_Given problem_
Here are some records; return them all exactly.

_Provided records_
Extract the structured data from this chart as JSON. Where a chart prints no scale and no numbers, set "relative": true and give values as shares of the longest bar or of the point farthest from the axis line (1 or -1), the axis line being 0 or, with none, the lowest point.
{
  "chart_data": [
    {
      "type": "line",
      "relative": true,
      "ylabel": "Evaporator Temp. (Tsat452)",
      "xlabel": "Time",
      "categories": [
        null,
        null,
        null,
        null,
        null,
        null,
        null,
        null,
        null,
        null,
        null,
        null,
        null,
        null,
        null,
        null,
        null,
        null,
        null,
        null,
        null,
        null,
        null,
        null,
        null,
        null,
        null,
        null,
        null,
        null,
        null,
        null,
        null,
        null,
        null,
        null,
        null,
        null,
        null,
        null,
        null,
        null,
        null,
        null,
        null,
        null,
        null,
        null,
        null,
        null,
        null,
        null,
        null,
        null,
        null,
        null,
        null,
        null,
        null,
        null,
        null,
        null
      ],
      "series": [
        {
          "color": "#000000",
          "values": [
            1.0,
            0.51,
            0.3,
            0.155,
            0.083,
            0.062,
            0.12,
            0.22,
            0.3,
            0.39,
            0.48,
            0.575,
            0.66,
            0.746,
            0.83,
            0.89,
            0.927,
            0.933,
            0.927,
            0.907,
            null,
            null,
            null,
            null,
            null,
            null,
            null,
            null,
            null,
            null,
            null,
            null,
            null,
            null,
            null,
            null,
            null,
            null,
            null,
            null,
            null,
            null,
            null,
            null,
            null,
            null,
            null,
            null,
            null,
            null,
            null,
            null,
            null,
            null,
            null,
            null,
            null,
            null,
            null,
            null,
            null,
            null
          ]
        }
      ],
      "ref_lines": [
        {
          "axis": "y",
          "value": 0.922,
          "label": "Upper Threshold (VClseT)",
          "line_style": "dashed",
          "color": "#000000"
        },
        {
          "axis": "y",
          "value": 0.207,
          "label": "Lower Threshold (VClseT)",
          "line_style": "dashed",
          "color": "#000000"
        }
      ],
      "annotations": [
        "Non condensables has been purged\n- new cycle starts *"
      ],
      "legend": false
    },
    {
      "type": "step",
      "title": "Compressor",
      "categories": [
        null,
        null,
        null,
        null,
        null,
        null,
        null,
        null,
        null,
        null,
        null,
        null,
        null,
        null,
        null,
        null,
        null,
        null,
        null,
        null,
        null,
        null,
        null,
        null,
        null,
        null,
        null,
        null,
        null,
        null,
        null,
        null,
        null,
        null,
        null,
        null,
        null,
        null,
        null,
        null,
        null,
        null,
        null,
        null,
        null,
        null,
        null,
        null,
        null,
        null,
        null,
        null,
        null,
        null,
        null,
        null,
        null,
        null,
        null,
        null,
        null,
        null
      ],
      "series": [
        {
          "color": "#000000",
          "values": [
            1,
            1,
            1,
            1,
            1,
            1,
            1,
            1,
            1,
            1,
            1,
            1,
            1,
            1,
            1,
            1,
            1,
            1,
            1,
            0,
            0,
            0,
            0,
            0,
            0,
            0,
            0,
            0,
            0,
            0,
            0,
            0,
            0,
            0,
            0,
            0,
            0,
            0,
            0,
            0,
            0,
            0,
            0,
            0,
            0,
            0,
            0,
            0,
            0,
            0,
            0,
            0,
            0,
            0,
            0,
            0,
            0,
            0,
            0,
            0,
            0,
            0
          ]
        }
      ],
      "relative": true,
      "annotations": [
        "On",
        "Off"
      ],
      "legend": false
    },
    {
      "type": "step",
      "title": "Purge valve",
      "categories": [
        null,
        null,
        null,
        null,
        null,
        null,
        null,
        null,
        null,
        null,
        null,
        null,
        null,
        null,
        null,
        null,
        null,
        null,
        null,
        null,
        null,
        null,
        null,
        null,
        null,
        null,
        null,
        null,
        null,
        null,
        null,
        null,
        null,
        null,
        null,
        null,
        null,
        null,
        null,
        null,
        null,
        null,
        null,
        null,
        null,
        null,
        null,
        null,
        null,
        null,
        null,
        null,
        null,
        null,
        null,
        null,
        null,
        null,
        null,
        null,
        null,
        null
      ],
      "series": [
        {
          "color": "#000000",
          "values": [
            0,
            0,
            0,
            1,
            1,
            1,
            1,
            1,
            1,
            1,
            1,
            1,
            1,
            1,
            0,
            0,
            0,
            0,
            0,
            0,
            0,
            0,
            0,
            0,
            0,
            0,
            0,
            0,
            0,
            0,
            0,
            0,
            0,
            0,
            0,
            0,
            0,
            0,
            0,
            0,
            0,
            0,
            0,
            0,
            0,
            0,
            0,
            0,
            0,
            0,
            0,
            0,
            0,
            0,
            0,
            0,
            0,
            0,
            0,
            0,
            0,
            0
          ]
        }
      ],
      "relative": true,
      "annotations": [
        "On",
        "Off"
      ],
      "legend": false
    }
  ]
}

_Answer to the task_
Extract the structured data from this chart as JSON. Where a chart prints no scale and no numbers, set "relative": true and give values as shares of the longest bar or of the point farthest from the axis line (1 or -1), the axis line being 0 or, with none, the lowest point.
{
  "chart_data": [
    {
      "type": "line",
      "relative": true,
      "ylabel": "Evaporator Temp. (Tsat452)",
      "xlabel": "Time",
      "categories": [
        null,
        null,
        null,
        null,
        null,
        null,
        null,
        null,
        null,
        null,
        null,
        null,
        null,
        null,
        null,
        null,
        null,
        null,
        null,
        null,
        null,
        null,
        null,
        null,
        null,
        null,
        null,
        null,
        null,
        null,
        null,
        null,
        null,
        null,
        null,
        null,
        null,
        null,
        null,
        null,
        null,
        null,
        null,
        null,
        null,
        null,
        null,
        null,
        null,
        null,
        null,
        null,
        null,
        null,
        null,
        null,
        null,
        null,
        null,
        null,
        null,
        null
      ],
      "series": [
        {
          "color": "#000000",
          "values": [
            1.0,
            0.51,
            0.3,
            0.155,
            0.083,
            0.062,
            0.12,
            0.22,
            0.3,
            0.39,
            0.48,
            0.575,
            0.66,
            0.746,
            0.83,
            0.89,
            0.927,
            0.933,
            0.927,
            0.907,
            null,
            null,
            null,
            null,
            null,
            null,
            null,
            null,
            null,
            null,
            null,
            null,
            null,
            null,
            null,
            null,
            null,
            null,
            null,
            null,
            null,
            null,
            null,
            null,
            null,
            null,
            null,
            null,
            null,
            null,
            null,
            null,
            null,
            null,
            null,
            null,
            null,
            null,
            null,
            null,
            null,
            null
          ]
        }
      ],
      "ref_lines": [
        {
          "axis": "y",
          "value": 0.922,
          "label": "Upper Threshold (VClseT)",
          "line_style": "dashed",
          "color": "#000000"
        },
        {
          "axis": "y",
          "value": 0.207,
          "label": "Lower Threshold (VClseT)",
          "line_style": "dashed",
          "color": "#000000"
        }
      ],
      "annotations": [
        "Non condensables has been purged\n- new cycle starts *"
      ],
      "legend": false
    },
    {
      "type": "step",
      "title": "Compressor",
      "categories": [
        null,
        null,
        null,
        null,
        null,
        null,
        null,
        null,
        null,
        null,
        null,
        null,
        null,
        null,
        null,
        null,
        null,
        null,
        null,
        null,
        null,
        null,
        null,
        null,
        null,
        null,
        null,
        null,
        null,
        null,
        null,
        null,
        null,
        null,
        null,
        null,
        null,
        null,
        null,
        null,
        null,
        null,
        null,
        null,
        null,
        null,
        null,
        null,
        null,
        null,
        null,
        null,
        null,
        null,
        null,
        null,
        null,
        null,
        null,
        null,
        null,
        null
      ],
      "series": [
        {
          "color": "#000000",
          "values": [
            1,
            1,
            1,
            1,
            1,
            1,
            1,
            1,
            1,
            1,
            1,
            1,
            1,
            1,
            1,
            1,
            1,
            1,
            1,
            0,
            0,
            0,
            0,
            0,
            0,
            0,
            0,
            0,
            0,
            0,
            0,
            0,
            0,
            0,
            0,
            0,
            0,
            0,
            0,
            0,
            0,
            0,
            0,
            0,
            0,
            0,
            0,
            0,
            0,
            0,
            0,
            0,
            0,
            0,
            0,
            0,
            0,
            0,
            0,
            0,
            0,
            0
          ]
        }
      ],
      "relative": true,
      "annotations": [
        "On",
        "Off"
      ],
      "legend": false
    },
    {
      "type": "step",
      "title": "Purge valve",
      "categories": [
        null,
        null,
        null,
        null,
        null,
        null,
        null,
        null,
        null,
        null,
        null,
        null,
        null,
        null,
        null,
        null,
        null,
        null,
        null,
        null,
        null,
        null,
        null,
        null,
        null,
        null,
        null,
        null,
        null,
        null,
        null,
        null,
        null,
        null,
        null,
        null,
        null,
        null,
        null,
        null,
        null,
        null,
        null,
        null,
        null,
        null,
        null,
        null,
        null,
        null,
        null,
        null,
        null,
        null,
        null,
        null,
        null,
        null,
        null,
        null,
        null,
        null
      ],
      "series": [
        {
          "color": "#000000",
          "values": [
            0,
            0,
            0,
            1,
            1,
            1,
            1,
            1,
            1,
            1,
            1,
            1,
            1,
            1,
            0,
            0,
            0,
            0,
            0,
            0,
            0,
            0,
            0,
            0,
            0,
            0,
            0,
            0,
            0,
            0,
            0,
            0,
            0,
            0,
            0,
            0,
            0,
            0,
            0,
            0,
            0,
            0,
            0,
            0,
            0,
            0,
            0,
            0,
            0,
            0,
            0,
            0,
            0,
            0,
            0,
            0,
            0,
            0,
            0,
            0,
            0,
            0
          ]
        }
      ],
      "relative": true,
      "annotations": [
        "On",
        "Off"
      ],
      "legend": false
    }
  ]
}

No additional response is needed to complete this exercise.